'''
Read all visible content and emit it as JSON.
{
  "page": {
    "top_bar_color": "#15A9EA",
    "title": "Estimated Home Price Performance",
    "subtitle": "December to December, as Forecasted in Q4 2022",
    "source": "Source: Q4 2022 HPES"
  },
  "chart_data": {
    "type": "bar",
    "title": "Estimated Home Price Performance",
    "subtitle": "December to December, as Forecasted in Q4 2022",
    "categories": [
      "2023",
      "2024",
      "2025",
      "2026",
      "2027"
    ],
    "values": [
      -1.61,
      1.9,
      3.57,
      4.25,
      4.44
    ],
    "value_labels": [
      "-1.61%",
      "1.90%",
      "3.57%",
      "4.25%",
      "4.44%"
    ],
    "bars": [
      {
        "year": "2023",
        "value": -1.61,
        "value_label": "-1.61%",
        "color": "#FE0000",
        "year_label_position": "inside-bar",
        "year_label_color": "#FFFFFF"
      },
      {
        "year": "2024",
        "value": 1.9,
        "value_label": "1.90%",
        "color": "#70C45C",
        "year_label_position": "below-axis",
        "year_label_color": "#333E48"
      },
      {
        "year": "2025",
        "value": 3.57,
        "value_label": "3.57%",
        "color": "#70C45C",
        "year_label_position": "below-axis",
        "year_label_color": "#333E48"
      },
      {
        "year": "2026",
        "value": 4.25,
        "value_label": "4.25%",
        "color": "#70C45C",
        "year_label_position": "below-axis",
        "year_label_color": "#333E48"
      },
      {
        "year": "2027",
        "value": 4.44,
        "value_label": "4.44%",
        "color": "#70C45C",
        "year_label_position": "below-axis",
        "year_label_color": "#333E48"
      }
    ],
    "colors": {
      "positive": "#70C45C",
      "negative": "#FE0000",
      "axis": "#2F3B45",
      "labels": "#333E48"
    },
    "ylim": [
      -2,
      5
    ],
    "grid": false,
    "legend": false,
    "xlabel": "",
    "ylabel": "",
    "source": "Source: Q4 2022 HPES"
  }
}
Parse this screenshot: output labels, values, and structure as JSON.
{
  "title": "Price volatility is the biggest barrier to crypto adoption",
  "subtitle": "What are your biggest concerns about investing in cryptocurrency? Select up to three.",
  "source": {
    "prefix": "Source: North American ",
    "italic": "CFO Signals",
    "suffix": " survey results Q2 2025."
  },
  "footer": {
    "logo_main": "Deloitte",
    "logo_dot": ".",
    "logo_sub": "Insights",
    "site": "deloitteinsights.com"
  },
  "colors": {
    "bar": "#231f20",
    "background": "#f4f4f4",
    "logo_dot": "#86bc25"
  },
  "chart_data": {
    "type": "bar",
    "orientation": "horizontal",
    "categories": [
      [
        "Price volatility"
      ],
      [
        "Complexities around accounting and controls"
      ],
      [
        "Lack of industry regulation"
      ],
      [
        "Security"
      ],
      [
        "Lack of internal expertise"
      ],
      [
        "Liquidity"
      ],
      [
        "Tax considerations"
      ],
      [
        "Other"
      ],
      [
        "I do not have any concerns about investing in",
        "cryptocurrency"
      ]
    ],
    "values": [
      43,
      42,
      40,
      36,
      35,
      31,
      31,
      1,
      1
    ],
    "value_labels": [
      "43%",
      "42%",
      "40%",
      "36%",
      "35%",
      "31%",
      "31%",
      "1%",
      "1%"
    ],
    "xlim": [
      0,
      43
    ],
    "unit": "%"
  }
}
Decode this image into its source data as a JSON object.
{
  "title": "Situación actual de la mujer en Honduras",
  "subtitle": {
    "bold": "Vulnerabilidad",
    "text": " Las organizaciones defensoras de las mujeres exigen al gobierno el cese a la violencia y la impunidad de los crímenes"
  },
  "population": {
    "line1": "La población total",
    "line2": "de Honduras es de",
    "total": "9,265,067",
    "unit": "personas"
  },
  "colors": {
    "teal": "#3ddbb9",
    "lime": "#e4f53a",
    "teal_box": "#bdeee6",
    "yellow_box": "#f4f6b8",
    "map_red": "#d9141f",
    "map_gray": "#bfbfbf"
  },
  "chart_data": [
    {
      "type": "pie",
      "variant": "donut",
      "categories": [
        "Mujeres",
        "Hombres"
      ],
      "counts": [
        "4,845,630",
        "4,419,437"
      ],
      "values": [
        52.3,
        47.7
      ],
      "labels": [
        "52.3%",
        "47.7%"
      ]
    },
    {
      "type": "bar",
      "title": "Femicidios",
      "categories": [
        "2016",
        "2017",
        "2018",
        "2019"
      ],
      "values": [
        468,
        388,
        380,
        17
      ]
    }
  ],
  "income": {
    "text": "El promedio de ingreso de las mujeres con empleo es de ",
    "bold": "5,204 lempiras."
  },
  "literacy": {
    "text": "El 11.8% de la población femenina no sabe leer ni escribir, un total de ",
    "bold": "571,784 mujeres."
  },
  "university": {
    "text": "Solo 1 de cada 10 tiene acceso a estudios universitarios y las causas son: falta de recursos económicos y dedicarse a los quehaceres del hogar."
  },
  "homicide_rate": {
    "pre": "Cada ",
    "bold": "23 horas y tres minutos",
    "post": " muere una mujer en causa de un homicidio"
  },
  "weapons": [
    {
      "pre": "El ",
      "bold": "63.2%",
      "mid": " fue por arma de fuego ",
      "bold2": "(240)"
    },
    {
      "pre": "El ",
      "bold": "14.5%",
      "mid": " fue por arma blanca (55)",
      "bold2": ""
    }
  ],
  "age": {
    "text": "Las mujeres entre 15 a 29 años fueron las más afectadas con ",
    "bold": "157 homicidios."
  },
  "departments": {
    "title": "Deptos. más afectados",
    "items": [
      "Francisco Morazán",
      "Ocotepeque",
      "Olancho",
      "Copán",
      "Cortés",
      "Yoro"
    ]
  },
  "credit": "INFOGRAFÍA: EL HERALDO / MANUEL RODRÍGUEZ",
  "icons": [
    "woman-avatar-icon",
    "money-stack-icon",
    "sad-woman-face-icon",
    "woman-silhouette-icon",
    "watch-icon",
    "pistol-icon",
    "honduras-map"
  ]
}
'''
Aim of the task: Transcribe all of the entries without altering anything.

Reply:
Read all visible content and emit it as JSON.
{
  "page": {
    "top_bar_color": "#15A9EA",
    "title": "Estimated Home Price Performance",
    "subtitle": "December to December, as Forecasted in Q4 2022",
    "source": "Source: Q4 2022 HPES"
  },
  "chart_data": {
    "type": "bar",
    "title": "Estimated Home Price Performance",
    "subtitle": "December to December, as Forecasted in Q4 2022",
    "categories": [
      "2023",
      "2024",
      "2025",
      "2026",
      "2027"
    ],
    "values": [
      -1.61,
      1.9,
      3.57,
      4.25,
      4.44
    ],
    "value_labels": [
      "-1.61%",
      "1.90%",
      "3.57%",
      "4.25%",
      "4.44%"
    ],
    "bars": [
      {
        "year": "2023",
        "value": -1.61,
        "value_label": "-1.61%",
        "color": "#FE0000",
        "year_label_position": "inside-bar",
        "year_label_color": "#FFFFFF"
      },
      {
        "year": "2024",
        "value": 1.9,
        "value_label": "1.90%",
        "color": "#70C45C",
        "year_label_position": "below-axis",
        "year_label_color": "#333E48"
      },
      {
        "year": "2025",
        "value": 3.57,
        "value_label": "3.57%",
        "color": "#70C45C",
        "year_label_position": "below-axis",
        "year_label_color": "#333E48"
      },
      {
        "year": "2026",
        "value": 4.25,
        "value_label": "4.25%",
        "color": "#70C45C",
        "year_label_position": "below-axis",
        "year_label_color": "#333E48"
      },
      {
        "year": "2027",
        "value": 4.44,
        "value_label": "4.44%",
        "color": "#70C45C",
        "year_label_position": "below-axis",
        "year_label_color": "#333E48"
      }
    ],
    "colors": {
      "positive": "#70C45C",
      "negative": "#FE0000",
      "axis": "#2F3B45",
      "labels": "#333E48"
    },
    "ylim": [
      -2,
      5
    ],
    "grid": false,
    "legend": false,
    "xlabel": "",
    "ylabel": "",
    "source": "Source: Q4 2022 HPES"
  }
}
Parse this screenshot: output labels, values, and structure as JSON.
{
  "title": "Price volatility is the biggest barrier to crypto adoption",
  "subtitle": "What are your biggest concerns about investing in cryptocurrency? Select up to three.",
  "source": {
    "prefix": "Source: North American ",
    "italic": "CFO Signals",
    "suffix": " survey results Q2 2025."
  },
  "footer": {
    "logo_main": "Deloitte",
    "logo_dot": ".",
    "logo_sub": "Insights",
    "site": "deloitteinsights.com"
  },
  "colors": {
    "bar": "#231f20",
    "background": "#f4f4f4",
    "logo_dot": "#86bc25"
  },
  "chart_data": {
    "type": "bar",
    "orientation": "horizontal",
    "categories": [
      [
        "Price volatility"
      ],
      [
        "Complexities around accounting and controls"
      ],
      [
        "Lack of industry regulation"
      ],
      [
        "Security"
      ],
      [
        "Lack of internal expertise"
      ],
      [
        "Liquidity"
      ],
      [
        "Tax considerations"
      ],
      [
        "Other"
      ],
      [
        "I do not have any concerns about investing in",
        "cryptocurrency"
      ]
    ],
    "values": [
      43,
      42,
      40,
      36,
      35,
      31,
      31,
      1,
      1
    ],
    "value_labels": [
      "43%",
      "42%",
      "40%",
      "36%",
      "35%",
      "31%",
      "31%",
      "1%",
      "1%"
    ],
    "xlim": [
      0,
      43
    ],
    "unit": "%"
  }
}
Decode this image into its source data as a JSON object.
{
  "title": "Situación actual de la mujer en Honduras",
  "subtitle": {
    "bold": "Vulnerabilidad",
    "text": " Las organizaciones defensoras de las mujeres exigen al gobierno el cese a la violencia y la impunidad de los crímenes"
  },
  "population": {
    "line1": "La población total",
    "line2": "de Honduras es de",
    "total": "9,265,067",
    "unit": "personas"
  },
  "colors": {
    "teal": "#3ddbb9",
    "lime": "#e4f53a",
    "teal_box": "#bdeee6",
    "yellow_box": "#f4f6b8",
    "map_red": "#d9141f",
    "map_gray": "#bfbfbf"
  },
  "chart_data": [
    {
      "type": "pie",
      "variant": "donut",
      "categories": [
        "Mujeres",
        "Hombres"
      ],
      "counts": [
        "4,845,630",
        "4,419,437"
      ],
      "values": [
        52.3,
        47.7
      ],
      "labels": [
        "52.3%",
        "47.7%"
      ]
    },
    {
      "type": "bar",
      "title": "Femicidios",
      "categories": [
        "2016",
        "2017",
        "2018",
        "2019"
      ],
      "values": [
        468,
        388,
        380,
        17
      ]
    }
  ],
  "income": {
    "text": "El promedio de ingreso de las mujeres con empleo es de ",
    "bold": "5,204 lempiras."
  },
  "literacy": {
    "text": "El 11.8% de la población femenina no sabe leer ni escribir, un total de ",
    "bold": "571,784 mujeres."
  },
  "university": {
    "text": "Solo 1 de cada 10 tiene acceso a estudios universitarios y las causas son: falta de recursos económicos y dedicarse a los quehaceres del hogar."
  },
  "homicide_rate": {
    "pre": "Cada ",
    "bold": "23 horas y tres minutos",
    "post": " muere una mujer en causa de un homicidio"
  },
  "weapons": [
    {
      "pre": "El ",
      "bold": "63.2%",
      "mid": " fue por arma de fuego ",
      "bold2": "(240)"
    },
    {
      "pre": "El ",
      "bold": "14.5%",
      "mid": " fue por arma blanca (55)",
      "bold2": ""
    }
  ],
  "age": {
    "text": "Las mujeres entre 15 a 29 años fueron las más afectadas con ",
    "bold": "157 homicidios."
  },
  "departments": {
    "title": "Deptos. más afectados",
    "items": [
      "Francisco Morazán",
      "Ocotepeque",
      "Olancho",
      "Copán",
      "Cortés",
      "Yoro"
    ]
  },
  "credit": "INFOGRAFÍA: EL HERALDO / MANUEL RODRÍGUEZ",
  "icons": [
    "woman-avatar-icon",
    "money-stack-icon",
    "sad-woman-face-icon",
    "woman-silhouette-icon",
    "watch-icon",
    "pistol-icon",
    "honduras-map"
  ]
}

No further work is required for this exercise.